● PROBLEM REQUIREMENTS: Look through the data below. Collect every line where the word "public" occurs.

* * * * * * *

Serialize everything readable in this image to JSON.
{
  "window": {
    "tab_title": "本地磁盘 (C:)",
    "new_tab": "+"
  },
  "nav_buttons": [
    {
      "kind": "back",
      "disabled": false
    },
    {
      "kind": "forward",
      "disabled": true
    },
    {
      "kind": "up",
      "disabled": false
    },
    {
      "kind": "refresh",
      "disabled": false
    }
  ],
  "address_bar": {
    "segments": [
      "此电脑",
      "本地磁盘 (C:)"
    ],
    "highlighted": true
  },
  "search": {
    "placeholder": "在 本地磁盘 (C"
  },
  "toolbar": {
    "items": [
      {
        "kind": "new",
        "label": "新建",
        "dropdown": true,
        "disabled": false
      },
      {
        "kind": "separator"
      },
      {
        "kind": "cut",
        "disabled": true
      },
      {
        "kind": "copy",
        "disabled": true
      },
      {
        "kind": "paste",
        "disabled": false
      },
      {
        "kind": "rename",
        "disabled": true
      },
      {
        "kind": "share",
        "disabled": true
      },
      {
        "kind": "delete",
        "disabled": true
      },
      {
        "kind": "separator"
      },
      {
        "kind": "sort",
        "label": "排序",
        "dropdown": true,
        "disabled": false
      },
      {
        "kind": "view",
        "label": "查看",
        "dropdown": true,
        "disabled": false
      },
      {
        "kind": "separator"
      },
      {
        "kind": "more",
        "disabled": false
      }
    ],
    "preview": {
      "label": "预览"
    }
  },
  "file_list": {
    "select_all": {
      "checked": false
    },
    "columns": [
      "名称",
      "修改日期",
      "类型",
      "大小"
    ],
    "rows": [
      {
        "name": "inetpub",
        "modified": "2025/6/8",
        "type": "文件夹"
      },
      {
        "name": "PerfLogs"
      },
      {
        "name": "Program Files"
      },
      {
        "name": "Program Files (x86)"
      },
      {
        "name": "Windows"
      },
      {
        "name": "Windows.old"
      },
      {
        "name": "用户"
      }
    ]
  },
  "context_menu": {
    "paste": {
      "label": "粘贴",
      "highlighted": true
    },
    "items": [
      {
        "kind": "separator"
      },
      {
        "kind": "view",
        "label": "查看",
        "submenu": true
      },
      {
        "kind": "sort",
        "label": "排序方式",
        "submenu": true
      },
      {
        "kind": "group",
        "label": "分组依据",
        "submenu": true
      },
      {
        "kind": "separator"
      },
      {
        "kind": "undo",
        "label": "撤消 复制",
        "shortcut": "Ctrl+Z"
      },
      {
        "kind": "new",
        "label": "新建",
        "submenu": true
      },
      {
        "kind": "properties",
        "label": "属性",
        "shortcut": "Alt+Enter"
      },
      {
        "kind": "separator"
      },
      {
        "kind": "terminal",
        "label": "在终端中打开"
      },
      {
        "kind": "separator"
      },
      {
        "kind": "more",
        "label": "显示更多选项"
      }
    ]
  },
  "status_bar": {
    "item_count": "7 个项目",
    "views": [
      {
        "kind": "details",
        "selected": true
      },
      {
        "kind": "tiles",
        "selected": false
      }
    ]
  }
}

* * * * * * *

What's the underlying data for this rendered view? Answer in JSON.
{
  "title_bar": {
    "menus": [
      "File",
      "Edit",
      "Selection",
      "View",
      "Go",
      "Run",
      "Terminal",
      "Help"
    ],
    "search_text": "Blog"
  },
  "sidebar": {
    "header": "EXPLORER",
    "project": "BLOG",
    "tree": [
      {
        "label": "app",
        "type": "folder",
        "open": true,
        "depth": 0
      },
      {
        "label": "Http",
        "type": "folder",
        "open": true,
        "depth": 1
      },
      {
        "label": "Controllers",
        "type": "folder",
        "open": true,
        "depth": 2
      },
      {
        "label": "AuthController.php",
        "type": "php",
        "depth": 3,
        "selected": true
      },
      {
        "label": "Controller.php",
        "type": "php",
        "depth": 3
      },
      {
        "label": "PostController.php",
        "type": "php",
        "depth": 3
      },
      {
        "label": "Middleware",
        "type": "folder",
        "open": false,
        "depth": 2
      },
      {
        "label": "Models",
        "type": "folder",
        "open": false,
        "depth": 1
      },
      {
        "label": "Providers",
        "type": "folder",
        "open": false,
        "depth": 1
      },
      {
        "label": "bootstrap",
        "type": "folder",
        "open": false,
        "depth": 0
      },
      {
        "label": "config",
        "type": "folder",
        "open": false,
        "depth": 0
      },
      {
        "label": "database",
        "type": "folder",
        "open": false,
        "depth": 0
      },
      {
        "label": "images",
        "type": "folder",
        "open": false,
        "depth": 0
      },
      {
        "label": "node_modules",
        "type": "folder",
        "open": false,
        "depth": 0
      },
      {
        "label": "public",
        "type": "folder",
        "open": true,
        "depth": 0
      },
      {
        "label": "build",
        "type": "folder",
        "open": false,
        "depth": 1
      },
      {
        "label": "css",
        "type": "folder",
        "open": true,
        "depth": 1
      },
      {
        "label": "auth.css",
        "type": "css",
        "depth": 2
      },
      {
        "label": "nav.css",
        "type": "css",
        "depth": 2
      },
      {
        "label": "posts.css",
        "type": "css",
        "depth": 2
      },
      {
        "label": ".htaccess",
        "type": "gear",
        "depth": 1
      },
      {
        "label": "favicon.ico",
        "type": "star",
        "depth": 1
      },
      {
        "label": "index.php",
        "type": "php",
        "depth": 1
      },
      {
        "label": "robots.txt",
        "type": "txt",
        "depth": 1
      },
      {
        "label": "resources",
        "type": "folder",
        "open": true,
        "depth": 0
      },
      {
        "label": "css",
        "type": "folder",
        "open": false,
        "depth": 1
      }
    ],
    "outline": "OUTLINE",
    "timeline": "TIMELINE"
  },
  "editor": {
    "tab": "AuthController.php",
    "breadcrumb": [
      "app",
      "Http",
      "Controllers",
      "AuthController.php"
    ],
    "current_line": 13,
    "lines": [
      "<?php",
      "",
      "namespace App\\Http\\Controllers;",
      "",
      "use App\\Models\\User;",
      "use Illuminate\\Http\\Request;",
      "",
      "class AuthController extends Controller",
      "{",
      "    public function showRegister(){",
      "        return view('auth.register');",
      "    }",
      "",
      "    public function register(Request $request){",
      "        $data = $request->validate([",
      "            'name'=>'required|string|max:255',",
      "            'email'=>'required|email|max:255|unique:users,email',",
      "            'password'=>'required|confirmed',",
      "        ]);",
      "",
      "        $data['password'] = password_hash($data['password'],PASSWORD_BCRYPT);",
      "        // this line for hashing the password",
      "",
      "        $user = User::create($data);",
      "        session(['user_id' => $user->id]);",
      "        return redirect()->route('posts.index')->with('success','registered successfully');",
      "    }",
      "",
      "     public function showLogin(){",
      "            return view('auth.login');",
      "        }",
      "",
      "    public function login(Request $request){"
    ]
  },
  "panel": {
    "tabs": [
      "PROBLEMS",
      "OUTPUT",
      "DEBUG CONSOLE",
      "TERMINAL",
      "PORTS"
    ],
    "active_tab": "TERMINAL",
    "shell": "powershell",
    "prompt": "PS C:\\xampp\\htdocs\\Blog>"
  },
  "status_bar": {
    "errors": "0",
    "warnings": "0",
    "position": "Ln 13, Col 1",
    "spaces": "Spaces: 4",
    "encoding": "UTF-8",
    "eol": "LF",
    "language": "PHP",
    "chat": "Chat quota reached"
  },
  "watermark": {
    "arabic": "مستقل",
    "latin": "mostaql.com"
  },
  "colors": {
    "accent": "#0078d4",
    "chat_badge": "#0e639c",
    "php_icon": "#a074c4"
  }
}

* * * * * * *

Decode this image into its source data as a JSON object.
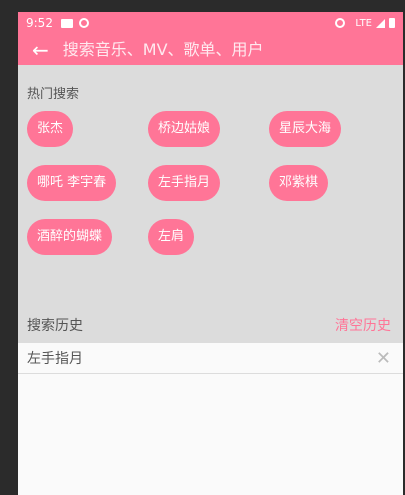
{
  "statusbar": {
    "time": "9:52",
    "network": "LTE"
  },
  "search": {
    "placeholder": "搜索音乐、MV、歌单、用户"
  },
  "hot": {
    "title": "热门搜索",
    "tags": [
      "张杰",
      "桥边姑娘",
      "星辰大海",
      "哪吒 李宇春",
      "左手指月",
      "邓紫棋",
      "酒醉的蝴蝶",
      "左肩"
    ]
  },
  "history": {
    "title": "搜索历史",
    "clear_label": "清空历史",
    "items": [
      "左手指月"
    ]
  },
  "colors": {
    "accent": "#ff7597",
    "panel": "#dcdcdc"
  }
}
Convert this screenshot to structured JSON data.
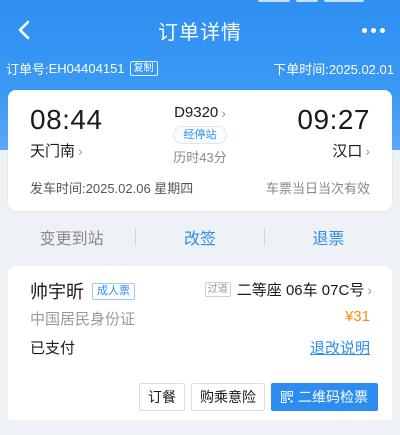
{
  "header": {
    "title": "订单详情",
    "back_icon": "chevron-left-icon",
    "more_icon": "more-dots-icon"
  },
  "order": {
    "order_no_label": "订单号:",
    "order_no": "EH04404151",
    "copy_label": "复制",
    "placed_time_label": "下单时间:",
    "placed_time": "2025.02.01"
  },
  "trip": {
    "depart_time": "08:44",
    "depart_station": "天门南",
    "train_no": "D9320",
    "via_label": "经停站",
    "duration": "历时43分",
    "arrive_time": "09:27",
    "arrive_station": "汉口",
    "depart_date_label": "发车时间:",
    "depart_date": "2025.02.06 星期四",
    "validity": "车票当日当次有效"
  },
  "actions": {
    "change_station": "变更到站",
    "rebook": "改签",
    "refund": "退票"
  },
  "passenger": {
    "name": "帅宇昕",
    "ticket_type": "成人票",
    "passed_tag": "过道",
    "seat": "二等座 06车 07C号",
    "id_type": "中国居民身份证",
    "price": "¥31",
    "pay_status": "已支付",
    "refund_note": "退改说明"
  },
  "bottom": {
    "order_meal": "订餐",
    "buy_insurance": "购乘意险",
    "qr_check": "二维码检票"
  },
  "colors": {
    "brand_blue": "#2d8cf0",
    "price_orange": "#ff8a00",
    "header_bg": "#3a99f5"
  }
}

* * * * * * *

● REPLY TO THE TASK:
        "label": "public",
      "    public function showRegister(){",
      "    public function register(Request $request){",
      "     public function showLogin(){",
      "    public function login(Request $request){"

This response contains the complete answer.